[Collected data]

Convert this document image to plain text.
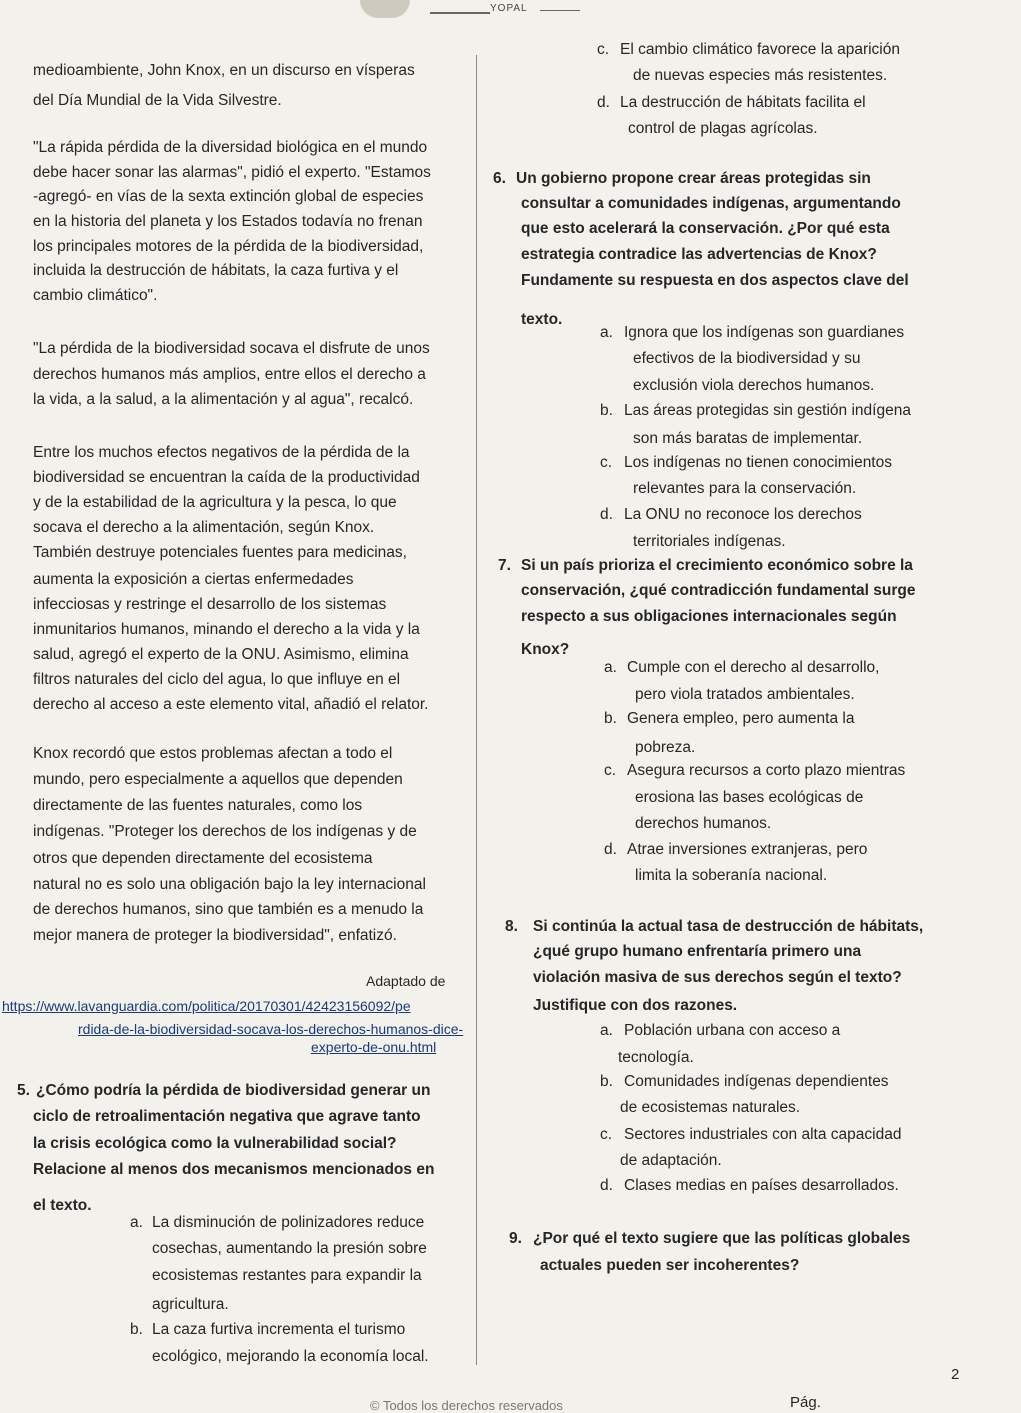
YOPAL
medioambiente, John Knox, en un discurso en vísperas
del Día Mundial de la Vida Silvestre.
"La rápida pérdida de la diversidad biológica en el mundo
debe hacer sonar las alarmas", pidió el experto. "Estamos
-agregó- en vías de la sexta extinción global de especies
en la historia del planeta y los Estados todavía no frenan
los principales motores de la pérdida de la biodiversidad,
incluida la destrucción de hábitats, la caza furtiva y el
cambio climático".
"La pérdida de la biodiversidad socava el disfrute de unos
derechos humanos más amplios, entre ellos el derecho a
la vida, a la salud, a la alimentación y al agua", recalcó.
Entre los muchos efectos negativos de la pérdida de la
biodiversidad se encuentran la caída de la productividad
y de la estabilidad de la agricultura y la pesca, lo que
socava el derecho a la alimentación, según Knox.
También destruye potenciales fuentes para medicinas,
aumenta la exposición a ciertas enfermedades
infecciosas y restringe el desarrollo de los sistemas
inmunitarios humanos, minando el derecho a la vida y la
salud, agregó el experto de la ONU. Asimismo, elimina
filtros naturales del ciclo del agua, lo que influye en el
derecho al acceso a este elemento vital, añadió el relator.
Knox recordó que estos problemas afectan a todo el
mundo, pero especialmente a aquellos que dependen
directamente de las fuentes naturales, como los
indígenas. "Proteger los derechos de los indígenas y de
otros que dependen directamente del ecosistema
natural no es solo una obligación bajo la ley internacional
de derechos humanos, sino que también es a menudo la
mejor manera de proteger la biodiversidad", enfatizó.
Adaptado de
https://www.lavanguardia.com/politica/20170301/42423156092/pe
rdida-de-la-biodiversidad-socava-los-derechos-humanos-dice-
experto-de-onu.html
5. ¿Cómo podría la pérdida de biodiversidad generar un
ciclo de retroalimentación negativa que agrave tanto
la crisis ecológica como la vulnerabilidad social?
Relacione al menos dos mecanismos mencionados en
el texto.
a. La disminución de polinizadores reduce
cosechas, aumentando la presión sobre
ecosistemas restantes para expandir la
agricultura.
b. La caza furtiva incrementa el turismo
ecológico, mejorando la economía local.
c. El cambio climático favorece la aparición
de nuevas especies más resistentes.
d. La destrucción de hábitats facilita el
control de plagas agrícolas.
6. Un gobierno propone crear áreas protegidas sin
consultar a comunidades indígenas, argumentando
que esto acelerará la conservación. ¿Por qué esta
estrategia contradice las advertencias de Knox?
Fundamente su respuesta en dos aspectos clave del
texto.
a. Ignora que los indígenas son guardianes
efectivos de la biodiversidad y su
exclusión viola derechos humanos.
b. Las áreas protegidas sin gestión indígena
son más baratas de implementar.
c. Los indígenas no tienen conocimientos
relevantes para la conservación.
d. La ONU no reconoce los derechos
territoriales indígenas.
7. Si un país prioriza el crecimiento económico sobre la
conservación, ¿qué contradicción fundamental surge
respecto a sus obligaciones internacionales según
Knox?
a. Cumple con el derecho al desarrollo,
pero viola tratados ambientales.
b. Genera empleo, pero aumenta la
pobreza.
c. Asegura recursos a corto plazo mientras
erosiona las bases ecológicas de
derechos humanos.
d. Atrae inversiones extranjeras, pero
limita la soberanía nacional.
8. Si continúa la actual tasa de destrucción de hábitats,
¿qué grupo humano enfrentaría primero una
violación masiva de sus derechos según el texto?
Justifique con dos razones.
a. Población urbana con acceso a
tecnología.
b. Comunidades indígenas dependientes
de ecosistemas naturales.
c. Sectores industriales con alta capacidad
de adaptación.
d. Clases medias en países desarrollados.
9. ¿Por qué el texto sugiere que las políticas globales
actuales pueden ser incoherentes?
2
© Todos los derechos reservados	Pág.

— OBJECTIVE —
Go through the records above and copy every line with the word "destrucción".

— IN RESPONSE —
incluida la destrucción de hábitats, la caza furtiva y el
d. La destrucción de hábitats facilita el
8. Si continúa la actual tasa de destrucción de hábitats,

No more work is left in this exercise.